### [The problem]
Please retype the records below exactly, leaving out any pictures.

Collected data
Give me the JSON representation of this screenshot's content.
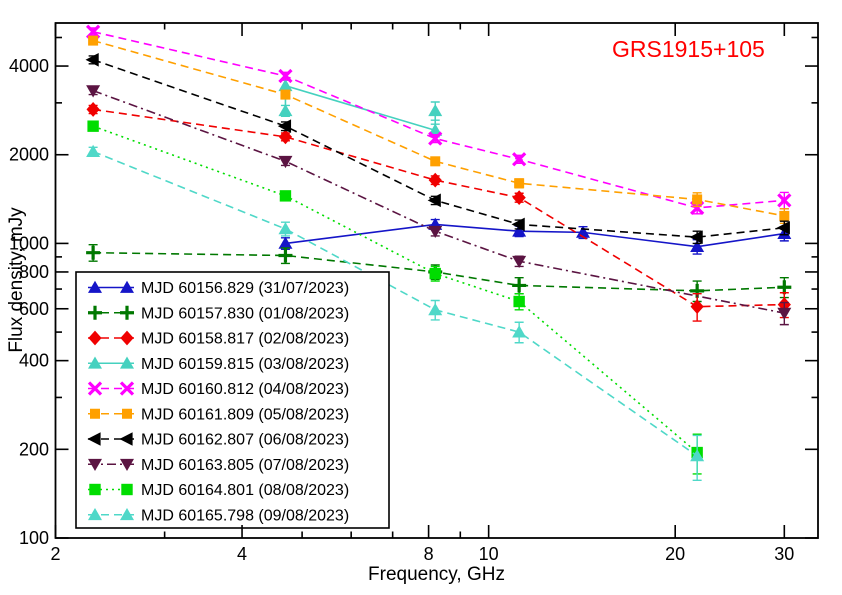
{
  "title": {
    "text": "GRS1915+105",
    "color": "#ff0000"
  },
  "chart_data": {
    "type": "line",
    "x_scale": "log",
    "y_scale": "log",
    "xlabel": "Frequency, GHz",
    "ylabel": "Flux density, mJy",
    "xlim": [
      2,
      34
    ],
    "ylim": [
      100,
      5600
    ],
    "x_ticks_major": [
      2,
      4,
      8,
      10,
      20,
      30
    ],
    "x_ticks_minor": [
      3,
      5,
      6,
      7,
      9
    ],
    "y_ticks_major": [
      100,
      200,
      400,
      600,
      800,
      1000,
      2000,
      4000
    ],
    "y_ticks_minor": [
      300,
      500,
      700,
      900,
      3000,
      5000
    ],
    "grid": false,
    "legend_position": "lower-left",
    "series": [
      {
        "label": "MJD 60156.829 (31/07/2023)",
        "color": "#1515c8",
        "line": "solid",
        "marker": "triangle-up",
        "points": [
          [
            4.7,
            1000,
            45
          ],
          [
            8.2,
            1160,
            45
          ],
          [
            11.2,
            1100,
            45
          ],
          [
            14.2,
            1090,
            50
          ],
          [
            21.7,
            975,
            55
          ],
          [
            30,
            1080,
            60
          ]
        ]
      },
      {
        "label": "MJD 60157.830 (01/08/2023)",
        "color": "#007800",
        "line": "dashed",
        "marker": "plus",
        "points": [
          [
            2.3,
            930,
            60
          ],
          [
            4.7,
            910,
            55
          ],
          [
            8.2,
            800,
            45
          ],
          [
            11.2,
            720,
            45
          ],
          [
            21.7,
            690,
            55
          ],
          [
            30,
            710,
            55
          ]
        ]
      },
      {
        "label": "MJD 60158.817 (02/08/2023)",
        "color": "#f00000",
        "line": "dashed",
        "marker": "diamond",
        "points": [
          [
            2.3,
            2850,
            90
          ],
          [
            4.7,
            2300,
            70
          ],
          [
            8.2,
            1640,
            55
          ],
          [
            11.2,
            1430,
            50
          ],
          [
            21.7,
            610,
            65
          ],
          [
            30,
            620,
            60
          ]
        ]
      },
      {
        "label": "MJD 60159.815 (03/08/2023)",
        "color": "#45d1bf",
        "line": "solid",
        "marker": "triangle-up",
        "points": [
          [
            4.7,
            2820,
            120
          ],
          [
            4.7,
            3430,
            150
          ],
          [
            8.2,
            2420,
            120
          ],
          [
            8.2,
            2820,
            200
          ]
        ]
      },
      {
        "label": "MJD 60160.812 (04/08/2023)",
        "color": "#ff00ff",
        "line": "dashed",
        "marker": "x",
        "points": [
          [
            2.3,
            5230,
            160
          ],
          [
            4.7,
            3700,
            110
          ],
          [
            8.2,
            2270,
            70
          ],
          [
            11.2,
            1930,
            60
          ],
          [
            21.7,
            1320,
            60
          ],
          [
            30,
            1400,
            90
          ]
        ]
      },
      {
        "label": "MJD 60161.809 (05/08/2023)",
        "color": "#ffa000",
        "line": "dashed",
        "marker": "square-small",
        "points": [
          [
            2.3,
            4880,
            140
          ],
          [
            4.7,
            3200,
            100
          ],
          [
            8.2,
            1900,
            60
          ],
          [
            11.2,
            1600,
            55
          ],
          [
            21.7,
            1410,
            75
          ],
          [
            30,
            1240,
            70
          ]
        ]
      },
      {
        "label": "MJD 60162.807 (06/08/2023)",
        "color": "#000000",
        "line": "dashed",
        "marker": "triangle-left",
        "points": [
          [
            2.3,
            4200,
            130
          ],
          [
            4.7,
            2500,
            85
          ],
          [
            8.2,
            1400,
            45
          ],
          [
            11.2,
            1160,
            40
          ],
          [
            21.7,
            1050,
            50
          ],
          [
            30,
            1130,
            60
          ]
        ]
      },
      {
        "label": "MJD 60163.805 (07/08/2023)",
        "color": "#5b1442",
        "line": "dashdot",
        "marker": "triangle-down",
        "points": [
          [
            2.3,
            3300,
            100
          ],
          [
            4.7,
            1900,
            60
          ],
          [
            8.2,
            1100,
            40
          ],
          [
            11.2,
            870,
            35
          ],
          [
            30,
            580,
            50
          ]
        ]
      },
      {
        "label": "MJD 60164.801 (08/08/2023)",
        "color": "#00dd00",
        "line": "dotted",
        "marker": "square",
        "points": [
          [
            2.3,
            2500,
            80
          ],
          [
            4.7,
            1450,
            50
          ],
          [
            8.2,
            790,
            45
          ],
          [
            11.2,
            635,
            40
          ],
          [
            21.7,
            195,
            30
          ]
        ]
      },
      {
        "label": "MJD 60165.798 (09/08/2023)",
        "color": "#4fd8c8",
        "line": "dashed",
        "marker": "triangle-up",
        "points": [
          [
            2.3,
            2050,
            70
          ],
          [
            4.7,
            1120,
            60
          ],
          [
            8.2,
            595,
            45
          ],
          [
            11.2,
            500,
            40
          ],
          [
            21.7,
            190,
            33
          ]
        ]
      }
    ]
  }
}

### [Exercise answer]
Give me the JSON representation of this screenshot's content.
{
  "title": {
    "text": "GRS1915+105",
    "color": "#ff0000"
  },
  "chart_data": {
    "type": "line",
    "x_scale": "log",
    "y_scale": "log",
    "xlabel": "Frequency, GHz",
    "ylabel": "Flux density, mJy",
    "xlim": [
      2,
      34
    ],
    "ylim": [
      100,
      5600
    ],
    "x_ticks_major": [
      2,
      4,
      8,
      10,
      20,
      30
    ],
    "x_ticks_minor": [
      3,
      5,
      6,
      7,
      9
    ],
    "y_ticks_major": [
      100,
      200,
      400,
      600,
      800,
      1000,
      2000,
      4000
    ],
    "y_ticks_minor": [
      300,
      500,
      700,
      900,
      3000,
      5000
    ],
    "grid": false,
    "legend_position": "lower-left",
    "series": [
      {
        "label": "MJD 60156.829 (31/07/2023)",
        "color": "#1515c8",
        "line": "solid",
        "marker": "triangle-up",
        "points": [
          [
            4.7,
            1000,
            45
          ],
          [
            8.2,
            1160,
            45
          ],
          [
            11.2,
            1100,
            45
          ],
          [
            14.2,
            1090,
            50
          ],
          [
            21.7,
            975,
            55
          ],
          [
            30,
            1080,
            60
          ]
        ]
      },
      {
        "label": "MJD 60157.830 (01/08/2023)",
        "color": "#007800",
        "line": "dashed",
        "marker": "plus",
        "points": [
          [
            2.3,
            930,
            60
          ],
          [
            4.7,
            910,
            55
          ],
          [
            8.2,
            800,
            45
          ],
          [
            11.2,
            720,
            45
          ],
          [
            21.7,
            690,
            55
          ],
          [
            30,
            710,
            55
          ]
        ]
      },
      {
        "label": "MJD 60158.817 (02/08/2023)",
        "color": "#f00000",
        "line": "dashed",
        "marker": "diamond",
        "points": [
          [
            2.3,
            2850,
            90
          ],
          [
            4.7,
            2300,
            70
          ],
          [
            8.2,
            1640,
            55
          ],
          [
            11.2,
            1430,
            50
          ],
          [
            21.7,
            610,
            65
          ],
          [
            30,
            620,
            60
          ]
        ]
      },
      {
        "label": "MJD 60159.815 (03/08/2023)",
        "color": "#45d1bf",
        "line": "solid",
        "marker": "triangle-up",
        "points": [
          [
            4.7,
            2820,
            120
          ],
          [
            4.7,
            3430,
            150
          ],
          [
            8.2,
            2420,
            120
          ],
          [
            8.2,
            2820,
            200
          ]
        ]
      },
      {
        "label": "MJD 60160.812 (04/08/2023)",
        "color": "#ff00ff",
        "line": "dashed",
        "marker": "x",
        "points": [
          [
            2.3,
            5230,
            160
          ],
          [
            4.7,
            3700,
            110
          ],
          [
            8.2,
            2270,
            70
          ],
          [
            11.2,
            1930,
            60
          ],
          [
            21.7,
            1320,
            60
          ],
          [
            30,
            1400,
            90
          ]
        ]
      },
      {
        "label": "MJD 60161.809 (05/08/2023)",
        "color": "#ffa000",
        "line": "dashed",
        "marker": "square-small",
        "points": [
          [
            2.3,
            4880,
            140
          ],
          [
            4.7,
            3200,
            100
          ],
          [
            8.2,
            1900,
            60
          ],
          [
            11.2,
            1600,
            55
          ],
          [
            21.7,
            1410,
            75
          ],
          [
            30,
            1240,
            70
          ]
        ]
      },
      {
        "label": "MJD 60162.807 (06/08/2023)",
        "color": "#000000",
        "line": "dashed",
        "marker": "triangle-left",
        "points": [
          [
            2.3,
            4200,
            130
          ],
          [
            4.7,
            2500,
            85
          ],
          [
            8.2,
            1400,
            45
          ],
          [
            11.2,
            1160,
            40
          ],
          [
            21.7,
            1050,
            50
          ],
          [
            30,
            1130,
            60
          ]
        ]
      },
      {
        "label": "MJD 60163.805 (07/08/2023)",
        "color": "#5b1442",
        "line": "dashdot",
        "marker": "triangle-down",
        "points": [
          [
            2.3,
            3300,
            100
          ],
          [
            4.7,
            1900,
            60
          ],
          [
            8.2,
            1100,
            40
          ],
          [
            11.2,
            870,
            35
          ],
          [
            30,
            580,
            50
          ]
        ]
      },
      {
        "label": "MJD 60164.801 (08/08/2023)",
        "color": "#00dd00",
        "line": "dotted",
        "marker": "square",
        "points": [
          [
            2.3,
            2500,
            80
          ],
          [
            4.7,
            1450,
            50
          ],
          [
            8.2,
            790,
            45
          ],
          [
            11.2,
            635,
            40
          ],
          [
            21.7,
            195,
            30
          ]
        ]
      },
      {
        "label": "MJD 60165.798 (09/08/2023)",
        "color": "#4fd8c8",
        "line": "dashed",
        "marker": "triangle-up",
        "points": [
          [
            2.3,
            2050,
            70
          ],
          [
            4.7,
            1120,
            60
          ],
          [
            8.2,
            595,
            45
          ],
          [
            11.2,
            500,
            40
          ],
          [
            21.7,
            190,
            33
          ]
        ]
      }
    ]
  }
}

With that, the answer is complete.